**EXERCISE BRIEF**
List the lines of this listing that hold the word "evaluate".
** Begin **
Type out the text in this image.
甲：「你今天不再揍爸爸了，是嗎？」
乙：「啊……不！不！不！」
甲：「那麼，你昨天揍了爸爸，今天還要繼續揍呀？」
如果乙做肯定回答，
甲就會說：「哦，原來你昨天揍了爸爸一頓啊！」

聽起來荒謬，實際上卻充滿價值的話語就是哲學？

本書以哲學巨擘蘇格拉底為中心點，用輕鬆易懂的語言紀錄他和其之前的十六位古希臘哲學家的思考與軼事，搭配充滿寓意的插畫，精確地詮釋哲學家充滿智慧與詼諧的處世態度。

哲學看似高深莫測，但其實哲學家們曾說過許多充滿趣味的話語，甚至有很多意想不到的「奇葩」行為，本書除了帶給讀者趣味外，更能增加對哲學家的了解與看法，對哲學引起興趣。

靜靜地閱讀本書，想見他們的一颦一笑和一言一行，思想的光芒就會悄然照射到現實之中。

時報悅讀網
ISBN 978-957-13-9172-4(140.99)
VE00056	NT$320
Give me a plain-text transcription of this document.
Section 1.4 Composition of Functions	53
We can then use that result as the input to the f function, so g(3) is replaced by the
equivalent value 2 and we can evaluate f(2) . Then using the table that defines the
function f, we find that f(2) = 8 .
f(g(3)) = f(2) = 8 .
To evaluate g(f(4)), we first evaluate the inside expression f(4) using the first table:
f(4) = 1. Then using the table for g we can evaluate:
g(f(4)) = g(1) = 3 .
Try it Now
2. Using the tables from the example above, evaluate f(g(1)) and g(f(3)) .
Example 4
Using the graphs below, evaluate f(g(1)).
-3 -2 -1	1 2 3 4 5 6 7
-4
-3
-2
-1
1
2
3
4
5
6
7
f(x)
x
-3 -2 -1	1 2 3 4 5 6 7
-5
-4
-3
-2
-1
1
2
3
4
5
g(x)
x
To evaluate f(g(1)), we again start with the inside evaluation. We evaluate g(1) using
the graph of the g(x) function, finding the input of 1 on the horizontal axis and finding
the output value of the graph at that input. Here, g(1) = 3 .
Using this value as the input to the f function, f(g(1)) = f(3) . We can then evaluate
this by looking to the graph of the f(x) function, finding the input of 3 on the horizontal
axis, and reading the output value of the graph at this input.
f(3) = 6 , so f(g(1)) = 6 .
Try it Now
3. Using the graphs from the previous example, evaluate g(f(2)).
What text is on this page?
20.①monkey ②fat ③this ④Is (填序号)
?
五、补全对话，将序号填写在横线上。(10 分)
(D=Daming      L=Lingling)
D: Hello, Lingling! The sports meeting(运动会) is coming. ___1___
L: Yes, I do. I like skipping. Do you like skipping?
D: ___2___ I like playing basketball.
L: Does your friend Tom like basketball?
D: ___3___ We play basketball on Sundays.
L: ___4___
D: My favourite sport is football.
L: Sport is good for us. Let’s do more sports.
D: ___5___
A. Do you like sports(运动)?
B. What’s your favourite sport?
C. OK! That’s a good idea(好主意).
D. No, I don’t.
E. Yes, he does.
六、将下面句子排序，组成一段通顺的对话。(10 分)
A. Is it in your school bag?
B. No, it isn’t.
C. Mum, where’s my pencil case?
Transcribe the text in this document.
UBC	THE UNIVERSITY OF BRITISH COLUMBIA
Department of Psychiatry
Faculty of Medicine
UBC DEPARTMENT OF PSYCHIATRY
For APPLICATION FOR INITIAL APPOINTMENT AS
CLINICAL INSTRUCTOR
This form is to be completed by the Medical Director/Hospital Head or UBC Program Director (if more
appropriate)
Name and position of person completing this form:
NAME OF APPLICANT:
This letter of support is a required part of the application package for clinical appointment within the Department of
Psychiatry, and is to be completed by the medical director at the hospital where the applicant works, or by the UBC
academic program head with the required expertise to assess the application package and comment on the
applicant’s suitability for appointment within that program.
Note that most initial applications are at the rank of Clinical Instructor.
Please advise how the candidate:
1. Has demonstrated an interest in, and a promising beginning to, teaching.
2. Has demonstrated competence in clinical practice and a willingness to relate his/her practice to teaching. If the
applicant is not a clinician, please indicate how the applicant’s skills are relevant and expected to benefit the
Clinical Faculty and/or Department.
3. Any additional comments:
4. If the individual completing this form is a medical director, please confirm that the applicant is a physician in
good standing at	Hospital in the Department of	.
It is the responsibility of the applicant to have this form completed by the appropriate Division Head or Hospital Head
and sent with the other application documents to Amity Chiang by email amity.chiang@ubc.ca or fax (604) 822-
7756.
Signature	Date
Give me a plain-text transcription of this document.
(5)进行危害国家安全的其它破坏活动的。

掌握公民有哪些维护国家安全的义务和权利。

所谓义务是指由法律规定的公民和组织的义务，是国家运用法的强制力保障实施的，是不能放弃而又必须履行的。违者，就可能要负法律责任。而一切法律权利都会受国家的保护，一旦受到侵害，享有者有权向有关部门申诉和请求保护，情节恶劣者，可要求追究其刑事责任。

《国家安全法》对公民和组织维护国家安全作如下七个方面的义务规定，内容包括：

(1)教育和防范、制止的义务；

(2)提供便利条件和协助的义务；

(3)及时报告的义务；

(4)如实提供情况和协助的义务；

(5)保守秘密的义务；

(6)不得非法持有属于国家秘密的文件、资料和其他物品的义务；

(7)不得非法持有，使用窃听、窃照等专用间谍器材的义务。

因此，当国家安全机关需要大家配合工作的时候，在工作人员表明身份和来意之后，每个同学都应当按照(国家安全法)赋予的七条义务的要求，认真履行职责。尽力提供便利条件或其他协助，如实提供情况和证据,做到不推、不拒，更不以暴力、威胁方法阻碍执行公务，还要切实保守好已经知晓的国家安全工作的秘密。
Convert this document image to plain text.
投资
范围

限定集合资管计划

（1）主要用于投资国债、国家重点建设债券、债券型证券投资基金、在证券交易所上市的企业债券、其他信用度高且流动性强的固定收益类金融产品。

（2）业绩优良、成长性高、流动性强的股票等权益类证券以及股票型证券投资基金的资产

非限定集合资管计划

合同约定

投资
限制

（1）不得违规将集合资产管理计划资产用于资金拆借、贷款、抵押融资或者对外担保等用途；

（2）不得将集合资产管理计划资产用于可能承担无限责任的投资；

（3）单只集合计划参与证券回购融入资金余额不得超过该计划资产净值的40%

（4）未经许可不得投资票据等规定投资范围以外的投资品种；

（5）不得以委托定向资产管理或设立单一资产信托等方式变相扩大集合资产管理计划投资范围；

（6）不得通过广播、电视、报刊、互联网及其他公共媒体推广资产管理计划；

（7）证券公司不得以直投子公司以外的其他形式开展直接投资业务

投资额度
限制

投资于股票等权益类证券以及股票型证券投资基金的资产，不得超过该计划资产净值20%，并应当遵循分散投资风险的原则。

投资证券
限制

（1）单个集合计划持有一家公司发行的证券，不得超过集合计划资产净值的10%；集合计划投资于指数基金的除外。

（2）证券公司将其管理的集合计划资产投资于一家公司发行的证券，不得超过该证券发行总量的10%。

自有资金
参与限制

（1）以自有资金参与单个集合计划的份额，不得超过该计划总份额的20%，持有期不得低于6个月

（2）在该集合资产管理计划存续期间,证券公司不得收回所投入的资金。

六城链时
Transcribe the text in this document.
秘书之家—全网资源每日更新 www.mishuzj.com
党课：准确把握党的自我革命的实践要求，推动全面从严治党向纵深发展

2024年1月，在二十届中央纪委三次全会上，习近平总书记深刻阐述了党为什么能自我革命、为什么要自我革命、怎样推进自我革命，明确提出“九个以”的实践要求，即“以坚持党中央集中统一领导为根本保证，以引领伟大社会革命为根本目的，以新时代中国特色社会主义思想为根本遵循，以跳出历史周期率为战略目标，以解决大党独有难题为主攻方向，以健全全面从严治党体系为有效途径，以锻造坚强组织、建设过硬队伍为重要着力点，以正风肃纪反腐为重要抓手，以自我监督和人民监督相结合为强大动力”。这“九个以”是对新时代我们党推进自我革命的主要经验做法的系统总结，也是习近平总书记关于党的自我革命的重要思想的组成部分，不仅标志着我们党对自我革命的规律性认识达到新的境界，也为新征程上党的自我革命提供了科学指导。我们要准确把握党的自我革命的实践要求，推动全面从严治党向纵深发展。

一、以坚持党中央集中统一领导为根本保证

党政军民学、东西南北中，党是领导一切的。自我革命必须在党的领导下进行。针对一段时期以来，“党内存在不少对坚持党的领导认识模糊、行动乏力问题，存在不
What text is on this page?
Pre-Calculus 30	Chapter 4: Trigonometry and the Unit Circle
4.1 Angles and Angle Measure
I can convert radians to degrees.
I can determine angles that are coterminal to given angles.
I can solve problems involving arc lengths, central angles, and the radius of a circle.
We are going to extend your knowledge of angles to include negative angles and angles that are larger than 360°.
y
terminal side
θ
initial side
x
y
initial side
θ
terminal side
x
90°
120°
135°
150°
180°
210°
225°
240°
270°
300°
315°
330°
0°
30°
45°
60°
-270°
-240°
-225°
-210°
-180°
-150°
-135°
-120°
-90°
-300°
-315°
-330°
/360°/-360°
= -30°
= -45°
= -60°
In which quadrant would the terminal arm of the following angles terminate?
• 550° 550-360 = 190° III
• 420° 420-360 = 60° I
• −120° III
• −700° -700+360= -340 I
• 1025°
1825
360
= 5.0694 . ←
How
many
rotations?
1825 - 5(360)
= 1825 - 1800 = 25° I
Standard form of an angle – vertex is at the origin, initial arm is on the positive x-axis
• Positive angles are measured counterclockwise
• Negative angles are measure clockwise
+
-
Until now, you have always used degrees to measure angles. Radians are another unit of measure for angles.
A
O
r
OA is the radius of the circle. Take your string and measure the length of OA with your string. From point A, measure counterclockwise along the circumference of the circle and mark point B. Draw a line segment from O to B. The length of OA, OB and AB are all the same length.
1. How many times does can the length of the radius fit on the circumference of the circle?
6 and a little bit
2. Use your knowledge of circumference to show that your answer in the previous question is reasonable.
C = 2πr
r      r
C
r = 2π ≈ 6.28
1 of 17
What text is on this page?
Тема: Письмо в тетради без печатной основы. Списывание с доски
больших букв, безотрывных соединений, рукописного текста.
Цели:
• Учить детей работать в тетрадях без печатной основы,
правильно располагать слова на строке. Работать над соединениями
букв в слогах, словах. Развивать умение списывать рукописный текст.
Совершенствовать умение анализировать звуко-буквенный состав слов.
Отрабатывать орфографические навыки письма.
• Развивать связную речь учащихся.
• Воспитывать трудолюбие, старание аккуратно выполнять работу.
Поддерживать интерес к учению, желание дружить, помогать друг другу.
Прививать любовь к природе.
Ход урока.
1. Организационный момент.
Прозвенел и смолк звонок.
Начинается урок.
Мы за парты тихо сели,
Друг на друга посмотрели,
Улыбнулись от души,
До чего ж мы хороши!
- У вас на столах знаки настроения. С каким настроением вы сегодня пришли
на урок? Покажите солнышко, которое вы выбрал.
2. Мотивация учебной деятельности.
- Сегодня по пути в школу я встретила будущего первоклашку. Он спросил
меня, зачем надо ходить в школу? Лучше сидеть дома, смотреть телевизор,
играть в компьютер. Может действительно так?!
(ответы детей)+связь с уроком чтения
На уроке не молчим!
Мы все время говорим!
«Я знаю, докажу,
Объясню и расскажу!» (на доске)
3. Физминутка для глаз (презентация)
** End **
**EXERCISE ANSWER**
equivalent value 2 and we can evaluate f(2) . Then using the table that defines the
To evaluate g(f(4)), we first evaluate the inside expression f(4) using the first table:
f(4) = 1. Then using the table for g we can evaluate:
2. Using the tables from the example above, evaluate f(g(1)) and g(f(3)) .
Using the graphs below, evaluate f(g(1)).
To evaluate f(g(1)), we again start with the inside evaluation. We evaluate g(1) using
Using this value as the input to the f function, f(g(1)) = f(3) . We can then evaluate
3. Using the graphs from the previous example, evaluate g(f(2)).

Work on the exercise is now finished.